Entries provided:
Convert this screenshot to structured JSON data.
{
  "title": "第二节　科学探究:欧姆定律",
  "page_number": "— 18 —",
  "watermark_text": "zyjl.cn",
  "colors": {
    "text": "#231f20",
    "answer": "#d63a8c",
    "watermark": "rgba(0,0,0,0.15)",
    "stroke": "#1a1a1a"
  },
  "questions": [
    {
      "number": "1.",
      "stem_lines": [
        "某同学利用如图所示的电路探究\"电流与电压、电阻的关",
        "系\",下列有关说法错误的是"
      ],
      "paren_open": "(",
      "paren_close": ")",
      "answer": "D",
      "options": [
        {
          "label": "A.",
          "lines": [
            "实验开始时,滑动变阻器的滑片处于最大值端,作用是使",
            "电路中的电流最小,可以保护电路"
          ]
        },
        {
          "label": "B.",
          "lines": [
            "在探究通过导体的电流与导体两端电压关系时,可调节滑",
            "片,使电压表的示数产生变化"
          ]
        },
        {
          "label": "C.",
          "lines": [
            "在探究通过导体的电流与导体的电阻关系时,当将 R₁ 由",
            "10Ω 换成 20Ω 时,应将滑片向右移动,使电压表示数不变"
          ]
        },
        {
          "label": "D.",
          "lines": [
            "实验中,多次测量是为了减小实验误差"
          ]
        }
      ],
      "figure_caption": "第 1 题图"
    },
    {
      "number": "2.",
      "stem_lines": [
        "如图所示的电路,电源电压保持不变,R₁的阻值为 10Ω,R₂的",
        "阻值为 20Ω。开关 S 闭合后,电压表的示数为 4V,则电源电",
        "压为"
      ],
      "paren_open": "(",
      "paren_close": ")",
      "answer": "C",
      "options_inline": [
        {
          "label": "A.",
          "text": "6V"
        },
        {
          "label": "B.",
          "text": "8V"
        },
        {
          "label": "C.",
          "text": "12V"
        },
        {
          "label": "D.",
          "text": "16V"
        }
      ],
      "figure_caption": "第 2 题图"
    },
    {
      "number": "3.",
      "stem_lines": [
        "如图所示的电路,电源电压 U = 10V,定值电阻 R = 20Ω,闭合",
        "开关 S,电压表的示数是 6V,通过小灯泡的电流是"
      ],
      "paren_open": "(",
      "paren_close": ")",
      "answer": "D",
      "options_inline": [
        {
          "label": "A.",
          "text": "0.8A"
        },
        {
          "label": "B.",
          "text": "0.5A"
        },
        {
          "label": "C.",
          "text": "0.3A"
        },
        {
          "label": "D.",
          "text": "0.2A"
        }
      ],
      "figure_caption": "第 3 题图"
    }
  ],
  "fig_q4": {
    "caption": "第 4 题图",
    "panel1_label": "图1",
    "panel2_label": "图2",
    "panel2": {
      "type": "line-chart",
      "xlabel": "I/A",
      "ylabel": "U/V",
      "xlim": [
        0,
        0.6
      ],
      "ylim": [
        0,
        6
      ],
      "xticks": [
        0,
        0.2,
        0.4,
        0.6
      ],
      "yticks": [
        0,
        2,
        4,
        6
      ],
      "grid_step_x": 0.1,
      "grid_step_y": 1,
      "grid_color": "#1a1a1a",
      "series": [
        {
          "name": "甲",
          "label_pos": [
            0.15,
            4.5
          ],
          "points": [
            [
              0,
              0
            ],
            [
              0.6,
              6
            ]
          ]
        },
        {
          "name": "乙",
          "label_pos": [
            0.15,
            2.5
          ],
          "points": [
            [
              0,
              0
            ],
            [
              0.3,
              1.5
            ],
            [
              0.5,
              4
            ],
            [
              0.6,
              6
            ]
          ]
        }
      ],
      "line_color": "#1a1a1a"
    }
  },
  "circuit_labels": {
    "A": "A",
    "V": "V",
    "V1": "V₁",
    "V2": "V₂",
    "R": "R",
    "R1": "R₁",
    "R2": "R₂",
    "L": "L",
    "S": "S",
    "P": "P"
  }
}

Exercise objective: Please restate the records in full, word for word.

Output below:
Convert this screenshot to structured JSON data.
{
  "title": "第二节　科学探究:欧姆定律",
  "page_number": "— 18 —",
  "watermark_text": "zyjl.cn",
  "colors": {
    "text": "#231f20",
    "answer": "#d63a8c",
    "watermark": "rgba(0,0,0,0.15)",
    "stroke": "#1a1a1a"
  },
  "questions": [
    {
      "number": "1.",
      "stem_lines": [
        "某同学利用如图所示的电路探究\"电流与电压、电阻的关",
        "系\",下列有关说法错误的是"
      ],
      "paren_open": "(",
      "paren_close": ")",
      "answer": "D",
      "options": [
        {
          "label": "A.",
          "lines": [
            "实验开始时,滑动变阻器的滑片处于最大值端,作用是使",
            "电路中的电流最小,可以保护电路"
          ]
        },
        {
          "label": "B.",
          "lines": [
            "在探究通过导体的电流与导体两端电压关系时,可调节滑",
            "片,使电压表的示数产生变化"
          ]
        },
        {
          "label": "C.",
          "lines": [
            "在探究通过导体的电流与导体的电阻关系时,当将 R₁ 由",
            "10Ω 换成 20Ω 时,应将滑片向右移动,使电压表示数不变"
          ]
        },
        {
          "label": "D.",
          "lines": [
            "实验中,多次测量是为了减小实验误差"
          ]
        }
      ],
      "figure_caption": "第 1 题图"
    },
    {
      "number": "2.",
      "stem_lines": [
        "如图所示的电路,电源电压保持不变,R₁的阻值为 10Ω,R₂的",
        "阻值为 20Ω。开关 S 闭合后,电压表的示数为 4V,则电源电",
        "压为"
      ],
      "paren_open": "(",
      "paren_close": ")",
      "answer": "C",
      "options_inline": [
        {
          "label": "A.",
          "text": "6V"
        },
        {
          "label": "B.",
          "text": "8V"
        },
        {
          "label": "C.",
          "text": "12V"
        },
        {
          "label": "D.",
          "text": "16V"
        }
      ],
      "figure_caption": "第 2 题图"
    },
    {
      "number": "3.",
      "stem_lines": [
        "如图所示的电路,电源电压 U = 10V,定值电阻 R = 20Ω,闭合",
        "开关 S,电压表的示数是 6V,通过小灯泡的电流是"
      ],
      "paren_open": "(",
      "paren_close": ")",
      "answer": "D",
      "options_inline": [
        {
          "label": "A.",
          "text": "0.8A"
        },
        {
          "label": "B.",
          "text": "0.5A"
        },
        {
          "label": "C.",
          "text": "0.3A"
        },
        {
          "label": "D.",
          "text": "0.2A"
        }
      ],
      "figure_caption": "第 3 题图"
    }
  ],
  "fig_q4": {
    "caption": "第 4 题图",
    "panel1_label": "图1",
    "panel2_label": "图2",
    "panel2": {
      "type": "line-chart",
      "xlabel": "I/A",
      "ylabel": "U/V",
      "xlim": [
        0,
        0.6
      ],
      "ylim": [
        0,
        6
      ],
      "xticks": [
        0,
        0.2,
        0.4,
        0.6
      ],
      "yticks": [
        0,
        2,
        4,
        6
      ],
      "grid_step_x": 0.1,
      "grid_step_y": 1,
      "grid_color": "#1a1a1a",
      "series": [
        {
          "name": "甲",
          "label_pos": [
            0.15,
            4.5
          ],
          "points": [
            [
              0,
              0
            ],
            [
              0.6,
              6
            ]
          ]
        },
        {
          "name": "乙",
          "label_pos": [
            0.15,
            2.5
          ],
          "points": [
            [
              0,
              0
            ],
            [
              0.3,
              1.5
            ],
            [
              0.5,
              4
            ],
            [
              0.6,
              6
            ]
          ]
        }
      ],
      "line_color": "#1a1a1a"
    }
  },
  "circuit_labels": {
    "A": "A",
    "V": "V",
    "V1": "V₁",
    "V2": "V₂",
    "R": "R",
    "R1": "R₁",
    "R2": "R₂",
    "L": "L",
    "S": "S",
    "P": "P"
  }
}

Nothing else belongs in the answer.